Top of Extract to read
The present invention relates to an ultrasonic type blood flow amount measuring apparatus for non-invasively measuring the amount of blood flow through a region of interest of a subject to be diagnosed, through the utilization of an ultrasonic Doppler effect.
In conventional techniques, the ultrasonic Doppler method has been utilized to evaluate the amount of blood flow and the apparatus according to the method is commercially available. The blood flow amount, in such an apparatus, is calculated by employing the ultrasonic Doppler method as follows. Continuous ultrasonic beams from two ultrasonic transducers are emitted to cross at a sampling point of a blood vessel through two different paths. Two ultrasonic Doppler signals derived from receiving echoes are used to determine a blood flow direction and a steering line direction, and thus a velocity of blood flow along the direction of the blood vessel is calculated. A pulsed ultrasonic beam is emitted for calculating the sectional area of the blood vessel determined by the diameter of the blood vessel. Finally, the calculated sectional area and the calculated blood flow velocity are used to calculate the amount of blood flow.
In this case, since the two ultrasonic transducers are required to intersect their ultrasonic beams with each other, a probe containing the two transducers becomes bigger and more complicated in construction. Also an amount of blood flow in the heart of a patient cannot be measured.
A cardiac blood flow or a cardiac output (the amount of the cardiac blood flow per minute), which is delivered from the heart to the whole body, is a particularly important value as body information on diagnosis. However, it is practically difficult to measure the amount of blood flow of an aorta by the conventional method because ultrasonic beams emitted are limited into a certain range and an angle by the existence of the lungs and ribs. Moreover, the cardiac bloodstream, unlike blood vessels, does not have a uniform boundary of a sectional area nor can the direction of the blood flow be determined, therefore, it is even more difficult to measure the amount of blood flow by the conventional method. Extensive research has been conducted, but all the methods are complicated to operate and their precision is poor. Thus, they cannot be put to practical use.
Bottom of Extract to read
Top of Dataset entries
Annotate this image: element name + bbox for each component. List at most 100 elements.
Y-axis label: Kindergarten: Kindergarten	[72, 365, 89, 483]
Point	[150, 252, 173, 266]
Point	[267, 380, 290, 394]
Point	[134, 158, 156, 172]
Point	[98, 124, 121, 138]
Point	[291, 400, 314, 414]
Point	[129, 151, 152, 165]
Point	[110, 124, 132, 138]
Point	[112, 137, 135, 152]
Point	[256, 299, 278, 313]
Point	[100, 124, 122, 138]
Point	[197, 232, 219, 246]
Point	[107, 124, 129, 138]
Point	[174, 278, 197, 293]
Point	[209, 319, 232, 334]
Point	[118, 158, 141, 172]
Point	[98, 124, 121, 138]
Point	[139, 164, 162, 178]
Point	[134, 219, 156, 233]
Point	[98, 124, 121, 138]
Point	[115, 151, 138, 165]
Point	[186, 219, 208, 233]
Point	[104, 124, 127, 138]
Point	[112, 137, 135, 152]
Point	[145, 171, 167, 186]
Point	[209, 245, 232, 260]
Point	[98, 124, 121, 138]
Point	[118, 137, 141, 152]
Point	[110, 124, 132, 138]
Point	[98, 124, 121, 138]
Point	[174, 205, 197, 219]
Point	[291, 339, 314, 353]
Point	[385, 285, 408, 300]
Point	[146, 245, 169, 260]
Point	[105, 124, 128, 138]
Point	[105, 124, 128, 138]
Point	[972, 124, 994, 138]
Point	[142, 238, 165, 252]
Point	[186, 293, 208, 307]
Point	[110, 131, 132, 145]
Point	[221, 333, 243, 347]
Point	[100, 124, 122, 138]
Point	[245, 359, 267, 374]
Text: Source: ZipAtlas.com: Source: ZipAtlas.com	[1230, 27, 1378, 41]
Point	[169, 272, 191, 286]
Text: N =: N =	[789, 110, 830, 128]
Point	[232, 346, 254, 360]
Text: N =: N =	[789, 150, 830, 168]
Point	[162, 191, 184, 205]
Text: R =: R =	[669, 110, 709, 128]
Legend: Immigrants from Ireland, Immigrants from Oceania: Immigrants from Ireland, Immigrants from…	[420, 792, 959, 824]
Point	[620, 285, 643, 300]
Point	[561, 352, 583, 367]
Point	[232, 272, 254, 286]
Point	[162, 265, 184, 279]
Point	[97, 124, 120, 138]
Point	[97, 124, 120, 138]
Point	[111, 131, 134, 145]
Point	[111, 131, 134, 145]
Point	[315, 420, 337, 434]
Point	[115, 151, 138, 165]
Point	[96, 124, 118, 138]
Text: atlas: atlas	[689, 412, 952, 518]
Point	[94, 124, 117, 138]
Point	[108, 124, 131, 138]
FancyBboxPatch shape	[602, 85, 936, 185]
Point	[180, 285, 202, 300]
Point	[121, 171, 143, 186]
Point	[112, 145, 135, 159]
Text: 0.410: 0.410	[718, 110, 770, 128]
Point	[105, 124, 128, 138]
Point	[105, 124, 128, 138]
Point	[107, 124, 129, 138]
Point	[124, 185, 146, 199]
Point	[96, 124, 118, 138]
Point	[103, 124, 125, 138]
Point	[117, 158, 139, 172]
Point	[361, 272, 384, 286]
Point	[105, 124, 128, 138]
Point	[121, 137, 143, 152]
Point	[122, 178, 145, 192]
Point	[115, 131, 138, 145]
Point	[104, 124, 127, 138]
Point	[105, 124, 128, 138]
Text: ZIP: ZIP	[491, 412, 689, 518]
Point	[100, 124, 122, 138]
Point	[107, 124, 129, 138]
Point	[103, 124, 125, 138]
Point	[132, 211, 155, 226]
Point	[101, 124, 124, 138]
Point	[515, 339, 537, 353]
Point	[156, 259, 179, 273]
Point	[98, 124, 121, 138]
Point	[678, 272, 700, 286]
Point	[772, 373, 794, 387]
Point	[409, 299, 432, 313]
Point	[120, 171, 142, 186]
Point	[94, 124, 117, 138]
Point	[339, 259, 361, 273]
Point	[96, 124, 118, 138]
Bottom of Dataset entries
> _Requirement A_:
List the anatomical structures named in the patent background on ultrasonic blood flow measurement, not counting the body as a whole.
> _Requirement B_:
Reproduce the passage of the patent background on ultrasonic blood flow measurement starting with "In this case, since" and going on through "cannot be measured.", without alteration.
> _Requirement C_:
Write what follows next in the patent background on ultrasonic blood flow measurement, continuing from its final sentence.

> _Answer box A_:
blood vessel, heart, aorta, lungs, ribs

> _Answer box B_:
In this case, since the two ultrasonic transducers are required to intersect their ultrasonic beams with each other, a probe containing the two transducers becomes bigger and more complicated in construction. Also an amount of blood flow in the heart of a patient cannot be measured.

> _Answer box C_:
Further, disclosed in U.S. Pat. No. 4,790,322 is an ultrasonic type blood flow amount measuring apparatus. This apparatus includes an ultrasonic transducer for steering a region of interest of a subject with an ultrasonic beam and receiving echoes from the region. There provided is a Doppler calculation section which detects a Doppler shift signal on a line orthogonal with the steering lines. Speeds of blood flows on the line are calculated from the Doppler shift signals, and thus an amount of blood flows passing through the region of interest can be evaluated from the speeds of blood flows and an area of section of the blood flow.
However, this blood flow amount measuring apparatus has a drawback in regard to precision in measurement. Since the measuring line is designated to be orthogonal with the steering lines, it is not guaranteed that the measuring line always properly covers the entire flow of blood. When the line is designated obliquely against the flow, the line sometimes fails to catch a blood flow at its end portions. This results in that a part of the blood flow bypasses the measuring line and leads to reduced precision of measurement.